■ **RECORDS FOR THE EXERCISE**:
## Start
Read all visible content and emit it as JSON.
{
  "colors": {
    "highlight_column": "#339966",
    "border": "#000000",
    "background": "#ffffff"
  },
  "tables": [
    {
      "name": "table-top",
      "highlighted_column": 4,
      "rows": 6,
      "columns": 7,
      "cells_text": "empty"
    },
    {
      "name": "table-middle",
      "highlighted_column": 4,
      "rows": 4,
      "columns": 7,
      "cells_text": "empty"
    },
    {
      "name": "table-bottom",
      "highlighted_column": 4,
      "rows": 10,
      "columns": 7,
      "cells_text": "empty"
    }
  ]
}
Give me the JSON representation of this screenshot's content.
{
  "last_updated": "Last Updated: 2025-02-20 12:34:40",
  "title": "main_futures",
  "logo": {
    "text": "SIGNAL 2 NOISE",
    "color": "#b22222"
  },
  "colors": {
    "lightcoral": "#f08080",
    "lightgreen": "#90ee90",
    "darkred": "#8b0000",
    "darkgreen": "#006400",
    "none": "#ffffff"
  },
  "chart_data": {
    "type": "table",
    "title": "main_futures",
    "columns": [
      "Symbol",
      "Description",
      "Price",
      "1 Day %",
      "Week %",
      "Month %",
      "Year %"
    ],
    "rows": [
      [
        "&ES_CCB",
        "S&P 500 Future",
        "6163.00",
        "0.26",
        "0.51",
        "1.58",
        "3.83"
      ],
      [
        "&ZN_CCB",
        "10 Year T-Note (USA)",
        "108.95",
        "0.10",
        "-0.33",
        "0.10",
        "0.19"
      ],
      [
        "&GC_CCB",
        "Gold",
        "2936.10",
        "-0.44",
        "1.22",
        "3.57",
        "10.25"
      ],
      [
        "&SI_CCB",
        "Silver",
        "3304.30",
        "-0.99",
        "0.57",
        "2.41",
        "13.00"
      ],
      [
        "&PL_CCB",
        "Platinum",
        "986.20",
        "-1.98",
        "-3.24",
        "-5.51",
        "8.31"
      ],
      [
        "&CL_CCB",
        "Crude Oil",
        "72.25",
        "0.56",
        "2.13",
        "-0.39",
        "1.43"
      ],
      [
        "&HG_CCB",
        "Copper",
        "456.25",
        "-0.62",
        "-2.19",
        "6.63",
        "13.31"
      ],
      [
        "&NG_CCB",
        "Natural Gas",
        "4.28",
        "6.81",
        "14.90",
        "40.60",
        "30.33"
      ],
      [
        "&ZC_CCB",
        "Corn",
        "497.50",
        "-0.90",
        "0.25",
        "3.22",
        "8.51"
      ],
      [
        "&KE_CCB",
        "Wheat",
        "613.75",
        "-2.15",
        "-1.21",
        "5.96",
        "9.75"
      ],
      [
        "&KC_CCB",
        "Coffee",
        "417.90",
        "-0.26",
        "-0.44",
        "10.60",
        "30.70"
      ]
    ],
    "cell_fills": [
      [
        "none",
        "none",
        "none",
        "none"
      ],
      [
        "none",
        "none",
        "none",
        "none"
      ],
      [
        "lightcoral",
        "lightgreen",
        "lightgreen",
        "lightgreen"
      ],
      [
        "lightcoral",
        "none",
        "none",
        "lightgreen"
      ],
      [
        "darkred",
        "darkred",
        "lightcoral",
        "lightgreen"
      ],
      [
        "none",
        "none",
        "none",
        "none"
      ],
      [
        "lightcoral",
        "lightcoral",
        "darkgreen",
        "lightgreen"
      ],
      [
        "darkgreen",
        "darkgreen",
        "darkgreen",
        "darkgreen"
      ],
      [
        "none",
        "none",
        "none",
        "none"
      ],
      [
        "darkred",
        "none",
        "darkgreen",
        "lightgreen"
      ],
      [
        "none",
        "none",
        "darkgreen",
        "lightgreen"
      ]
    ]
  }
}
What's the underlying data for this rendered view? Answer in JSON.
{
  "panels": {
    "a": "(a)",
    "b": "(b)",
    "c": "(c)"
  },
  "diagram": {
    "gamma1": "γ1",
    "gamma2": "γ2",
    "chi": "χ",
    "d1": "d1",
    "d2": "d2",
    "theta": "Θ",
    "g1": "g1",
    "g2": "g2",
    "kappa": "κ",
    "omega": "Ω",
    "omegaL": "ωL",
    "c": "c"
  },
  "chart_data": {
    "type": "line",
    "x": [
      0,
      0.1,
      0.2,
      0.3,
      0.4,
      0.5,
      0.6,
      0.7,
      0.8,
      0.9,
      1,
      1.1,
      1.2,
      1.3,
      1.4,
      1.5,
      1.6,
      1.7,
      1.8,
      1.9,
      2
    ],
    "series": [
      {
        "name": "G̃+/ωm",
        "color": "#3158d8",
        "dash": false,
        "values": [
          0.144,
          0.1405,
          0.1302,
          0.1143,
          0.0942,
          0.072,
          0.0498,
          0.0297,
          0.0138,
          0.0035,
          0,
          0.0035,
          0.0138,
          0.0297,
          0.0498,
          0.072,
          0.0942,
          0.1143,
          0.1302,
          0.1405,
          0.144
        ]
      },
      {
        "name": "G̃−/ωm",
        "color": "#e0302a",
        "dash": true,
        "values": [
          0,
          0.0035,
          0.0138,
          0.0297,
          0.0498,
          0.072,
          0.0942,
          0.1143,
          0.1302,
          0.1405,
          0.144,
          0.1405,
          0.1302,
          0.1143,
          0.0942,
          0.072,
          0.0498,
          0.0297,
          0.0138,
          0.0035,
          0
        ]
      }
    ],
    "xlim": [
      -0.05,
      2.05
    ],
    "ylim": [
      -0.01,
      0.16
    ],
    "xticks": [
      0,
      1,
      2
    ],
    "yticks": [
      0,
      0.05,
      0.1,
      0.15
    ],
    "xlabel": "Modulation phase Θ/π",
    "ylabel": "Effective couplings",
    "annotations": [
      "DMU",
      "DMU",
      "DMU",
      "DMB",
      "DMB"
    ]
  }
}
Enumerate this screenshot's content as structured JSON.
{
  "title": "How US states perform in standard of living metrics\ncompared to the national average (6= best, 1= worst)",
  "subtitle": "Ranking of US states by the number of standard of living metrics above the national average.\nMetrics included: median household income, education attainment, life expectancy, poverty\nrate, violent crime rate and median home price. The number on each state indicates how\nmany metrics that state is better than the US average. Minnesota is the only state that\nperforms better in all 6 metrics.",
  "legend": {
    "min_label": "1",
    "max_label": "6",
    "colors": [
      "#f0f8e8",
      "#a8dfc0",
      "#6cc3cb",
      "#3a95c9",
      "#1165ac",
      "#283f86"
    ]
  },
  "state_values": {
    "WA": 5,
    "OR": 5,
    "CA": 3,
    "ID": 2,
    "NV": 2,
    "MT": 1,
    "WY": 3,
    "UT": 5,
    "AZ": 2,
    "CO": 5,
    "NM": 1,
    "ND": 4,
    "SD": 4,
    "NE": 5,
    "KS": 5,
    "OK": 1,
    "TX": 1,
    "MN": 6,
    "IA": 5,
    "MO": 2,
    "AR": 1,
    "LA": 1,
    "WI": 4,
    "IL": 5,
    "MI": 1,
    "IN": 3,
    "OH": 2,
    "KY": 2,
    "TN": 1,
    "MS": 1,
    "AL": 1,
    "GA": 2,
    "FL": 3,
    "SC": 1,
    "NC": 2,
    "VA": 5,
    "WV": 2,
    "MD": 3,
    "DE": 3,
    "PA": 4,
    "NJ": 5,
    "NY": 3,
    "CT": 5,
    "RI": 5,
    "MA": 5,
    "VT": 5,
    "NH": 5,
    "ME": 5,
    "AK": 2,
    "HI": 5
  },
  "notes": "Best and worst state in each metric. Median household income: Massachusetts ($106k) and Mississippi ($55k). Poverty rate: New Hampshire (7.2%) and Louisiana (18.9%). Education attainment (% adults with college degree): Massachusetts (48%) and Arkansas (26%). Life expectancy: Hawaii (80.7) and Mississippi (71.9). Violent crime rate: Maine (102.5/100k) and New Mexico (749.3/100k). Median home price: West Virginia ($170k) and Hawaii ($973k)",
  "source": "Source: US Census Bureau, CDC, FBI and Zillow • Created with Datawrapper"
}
## End
■ **THE PROBLEM**:
Give the number of lines that carry the word "income", with nothing added.

■ **THE OUTPUT**:
2